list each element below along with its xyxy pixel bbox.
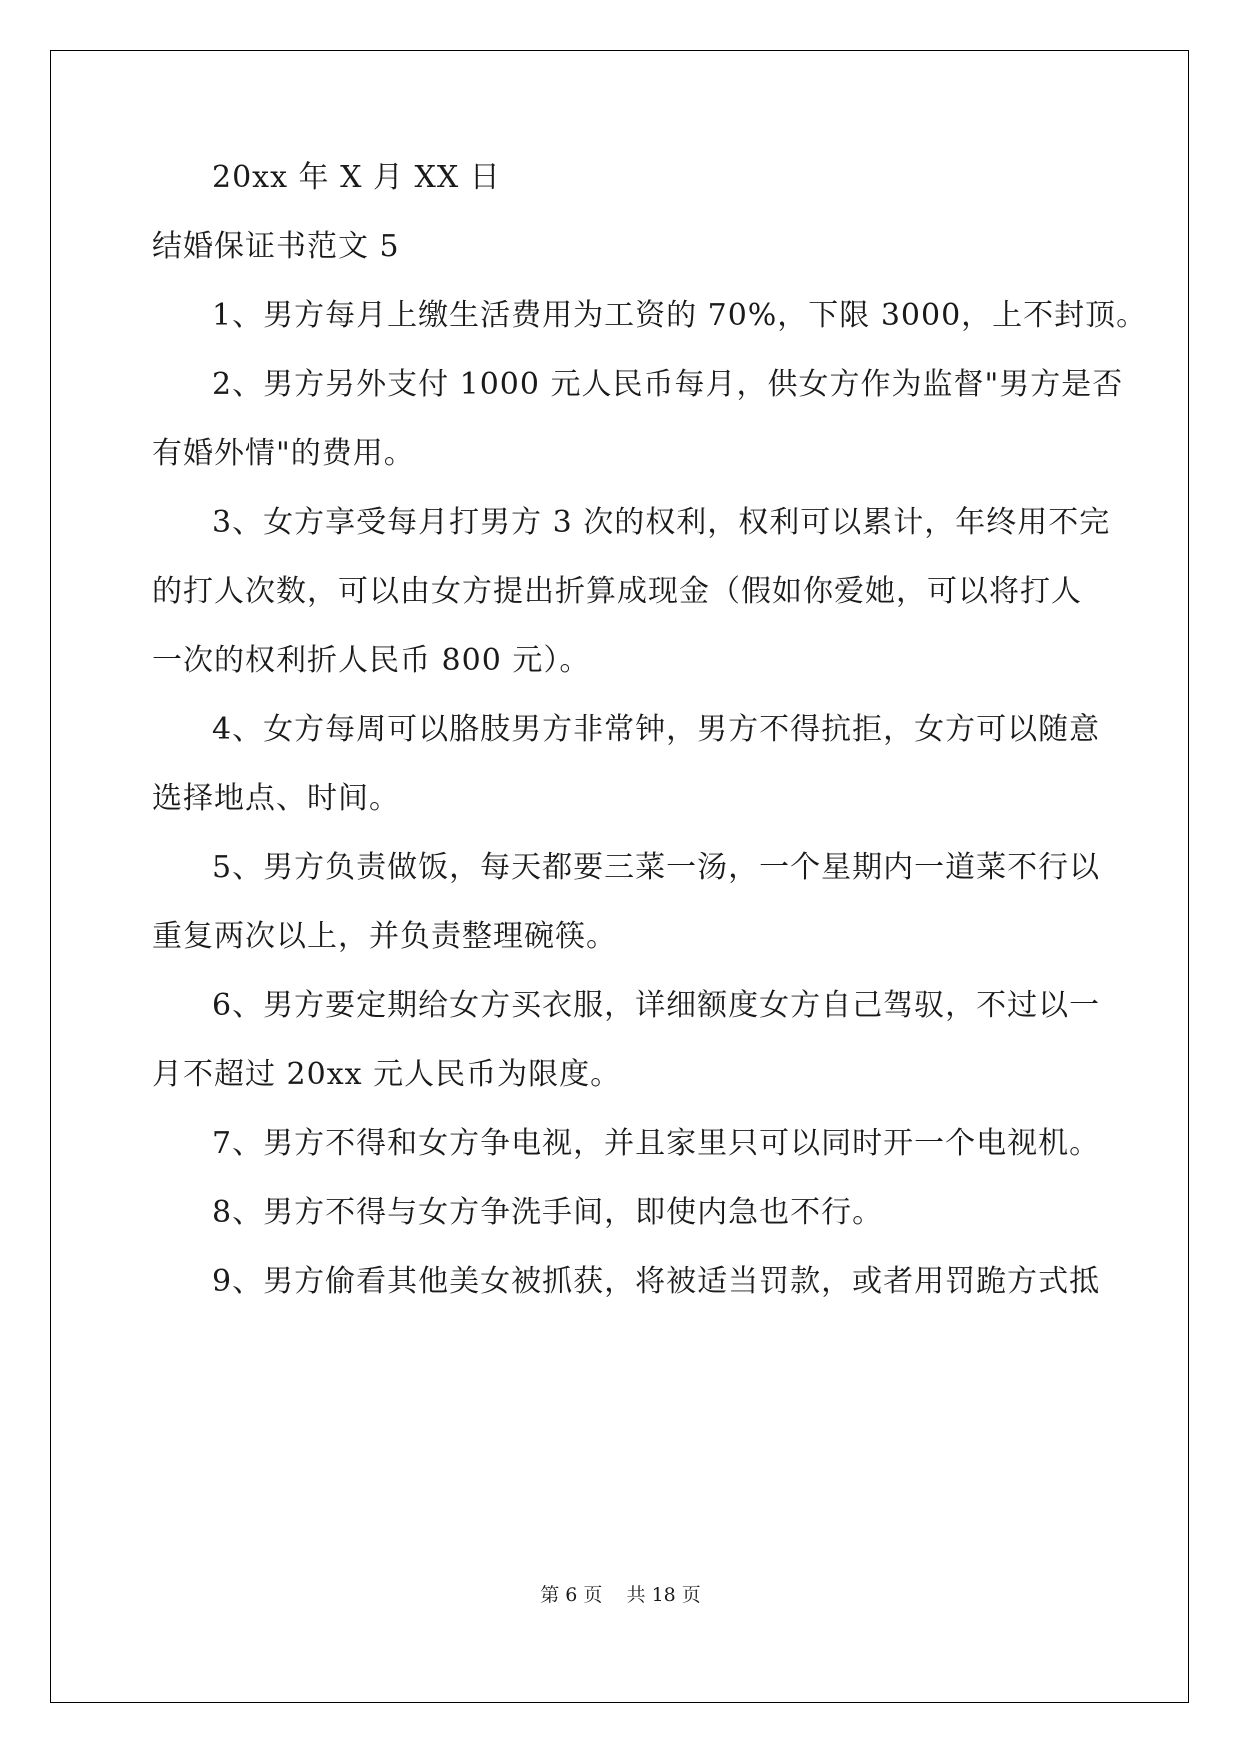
page-total: 共 18 页 [626,1584,701,1606]
page-footer [0,1582,1241,1608]
paragraph-line: 5、男方负责做饭，每天都要三菜一汤，一个星期内一道菜不行以 [212,850,1101,885]
paragraph-line: 9、男方偷看其他美女被抓获，将被适当罚款，或者用罚跪方式抵 [212,1264,1101,1299]
paragraph-line: 2、男方另外支付 1000 元人民币每月，供女方作为监督"男方是否 [212,367,1124,402]
paragraph-line: 6、男方要定期给女方买衣服，详细额度女方自己驾驭，不过以一 [212,988,1101,1023]
page-number: 第 6 页 [540,1584,603,1606]
paragraph-line: 4、女方每周可以胳肢男方非常钟，男方不得抗拒，女方可以随意 [212,712,1101,747]
paragraph-line: 一次的权利折人民币 800 元）。 [152,643,591,678]
date-line: 20xx 年 X 月 XX 日 [212,160,501,195]
paragraph-line: 月不超过 20xx 元人民币为限度。 [152,1057,622,1092]
paragraph-line: 8、男方不得与女方争洗手间，即使内急也不行。 [212,1195,884,1230]
paragraph-line: 7、男方不得和女方争电视，并且家里只可以同时开一个电视机。 [212,1126,1101,1161]
section-title: 结婚保证书范文 5 [152,229,400,264]
paragraph-line: 重复两次以上，并负责整理碗筷。 [152,919,617,954]
paragraph-line: 选择地点、时间。 [152,781,400,816]
paragraph-line: 1、男方每月上缴生活费用为工资的 70%，下限 3000，上不封顶。 [212,298,1148,333]
paragraph-line: 有婚外情"的费用。 [152,436,415,471]
paragraph-line: 的打人次数，可以由女方提出折算成现金（假如你爱她，可以将打人 [152,574,1082,609]
paragraph-line: 3、女方享受每月打男方 3 次的权利，权利可以累计，年终用不完 [212,505,1111,540]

◇ ◇ ◇ ◇ ◇ ◇ ◇

# [Exercise goal]
Find every line in the records above that contains the string "page", matching case exactly, and copy each of those lines.

# [Output of the exercise]
page-total: 共 18 页 [626,1584,701,1606]
page-footer [0,1582,1241,1608]
page-number: 第 6 页 [540,1584,603,1606]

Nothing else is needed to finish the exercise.